§ TASK TO CARRY OUT
Repeat all of the material exactly as given.

** Start TASK INPUTS **

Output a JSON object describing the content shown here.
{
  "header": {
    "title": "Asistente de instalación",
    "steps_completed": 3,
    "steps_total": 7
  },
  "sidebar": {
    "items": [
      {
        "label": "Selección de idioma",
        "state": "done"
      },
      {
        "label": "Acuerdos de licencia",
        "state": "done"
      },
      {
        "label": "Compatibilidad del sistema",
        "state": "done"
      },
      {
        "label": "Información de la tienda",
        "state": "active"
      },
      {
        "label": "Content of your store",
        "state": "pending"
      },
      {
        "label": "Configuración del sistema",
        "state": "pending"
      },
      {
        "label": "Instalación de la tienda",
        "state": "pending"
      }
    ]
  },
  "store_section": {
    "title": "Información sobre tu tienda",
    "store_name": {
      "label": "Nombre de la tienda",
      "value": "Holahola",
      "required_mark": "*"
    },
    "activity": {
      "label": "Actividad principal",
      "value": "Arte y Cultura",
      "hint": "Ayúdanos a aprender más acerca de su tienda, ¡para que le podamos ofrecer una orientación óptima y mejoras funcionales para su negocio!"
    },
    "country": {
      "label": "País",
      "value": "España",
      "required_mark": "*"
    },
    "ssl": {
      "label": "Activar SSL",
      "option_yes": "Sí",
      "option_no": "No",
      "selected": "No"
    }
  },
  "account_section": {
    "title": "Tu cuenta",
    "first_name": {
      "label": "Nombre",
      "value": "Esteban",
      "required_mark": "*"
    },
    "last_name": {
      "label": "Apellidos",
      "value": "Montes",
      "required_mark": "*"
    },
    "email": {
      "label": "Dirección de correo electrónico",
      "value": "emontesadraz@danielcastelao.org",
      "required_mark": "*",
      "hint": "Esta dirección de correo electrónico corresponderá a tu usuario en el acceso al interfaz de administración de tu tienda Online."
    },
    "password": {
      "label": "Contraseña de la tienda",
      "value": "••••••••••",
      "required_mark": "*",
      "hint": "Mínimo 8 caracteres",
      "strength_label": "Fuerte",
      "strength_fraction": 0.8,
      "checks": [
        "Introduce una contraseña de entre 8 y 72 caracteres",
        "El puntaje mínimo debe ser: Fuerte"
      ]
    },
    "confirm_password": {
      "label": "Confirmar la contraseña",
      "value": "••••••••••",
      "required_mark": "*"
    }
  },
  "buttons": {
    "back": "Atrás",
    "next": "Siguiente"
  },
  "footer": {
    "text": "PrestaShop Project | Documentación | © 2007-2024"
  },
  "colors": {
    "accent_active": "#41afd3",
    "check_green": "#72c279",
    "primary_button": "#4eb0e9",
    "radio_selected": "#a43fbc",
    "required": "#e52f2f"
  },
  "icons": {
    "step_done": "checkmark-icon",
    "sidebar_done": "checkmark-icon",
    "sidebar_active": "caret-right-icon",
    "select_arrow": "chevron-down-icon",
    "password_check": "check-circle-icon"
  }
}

** End TASK INPUTS **

§ OUTPUT BELOW
Output a JSON object describing the content shown here.
{
  "header": {
    "title": "Asistente de instalación",
    "steps_completed": 3,
    "steps_total": 7
  },
  "sidebar": {
    "items": [
      {
        "label": "Selección de idioma",
        "state": "done"
      },
      {
        "label": "Acuerdos de licencia",
        "state": "done"
      },
      {
        "label": "Compatibilidad del sistema",
        "state": "done"
      },
      {
        "label": "Información de la tienda",
        "state": "active"
      },
      {
        "label": "Content of your store",
        "state": "pending"
      },
      {
        "label": "Configuración del sistema",
        "state": "pending"
      },
      {
        "label": "Instalación de la tienda",
        "state": "pending"
      }
    ]
  },
  "store_section": {
    "title": "Información sobre tu tienda",
    "store_name": {
      "label": "Nombre de la tienda",
      "value": "Holahola",
      "required_mark": "*"
    },
    "activity": {
      "label": "Actividad principal",
      "value": "Arte y Cultura",
      "hint": "Ayúdanos a aprender más acerca de su tienda, ¡para que le podamos ofrecer una orientación óptima y mejoras funcionales para su negocio!"
    },
    "country": {
      "label": "País",
      "value": "España",
      "required_mark": "*"
    },
    "ssl": {
      "label": "Activar SSL",
      "option_yes": "Sí",
      "option_no": "No",
      "selected": "No"
    }
  },
  "account_section": {
    "title": "Tu cuenta",
    "first_name": {
      "label": "Nombre",
      "value": "Esteban",
      "required_mark": "*"
    },
    "last_name": {
      "label": "Apellidos",
      "value": "Montes",
      "required_mark": "*"
    },
    "email": {
      "label": "Dirección de correo electrónico",
      "value": "emontesadraz@danielcastelao.org",
      "required_mark": "*",
      "hint": "Esta dirección de correo electrónico corresponderá a tu usuario en el acceso al interfaz de administración de tu tienda Online."
    },
    "password": {
      "label": "Contraseña de la tienda",
      "value": "••••••••••",
      "required_mark": "*",
      "hint": "Mínimo 8 caracteres",
      "strength_label": "Fuerte",
      "strength_fraction": 0.8,
      "checks": [
        "Introduce una contraseña de entre 8 y 72 caracteres",
        "El puntaje mínimo debe ser: Fuerte"
      ]
    },
    "confirm_password": {
      "label": "Confirmar la contraseña",
      "value": "••••••••••",
      "required_mark": "*"
    }
  },
  "buttons": {
    "back": "Atrás",
    "next": "Siguiente"
  },
  "footer": {
    "text": "PrestaShop Project | Documentación | © 2007-2024"
  },
  "colors": {
    "accent_active": "#41afd3",
    "check_green": "#72c279",
    "primary_button": "#4eb0e9",
    "radio_selected": "#a43fbc",
    "required": "#e52f2f"
  },
  "icons": {
    "step_done": "checkmark-icon",
    "sidebar_done": "checkmark-icon",
    "sidebar_active": "caret-right-icon",
    "select_arrow": "chevron-down-icon",
    "password_check": "check-circle-icon"
  }
}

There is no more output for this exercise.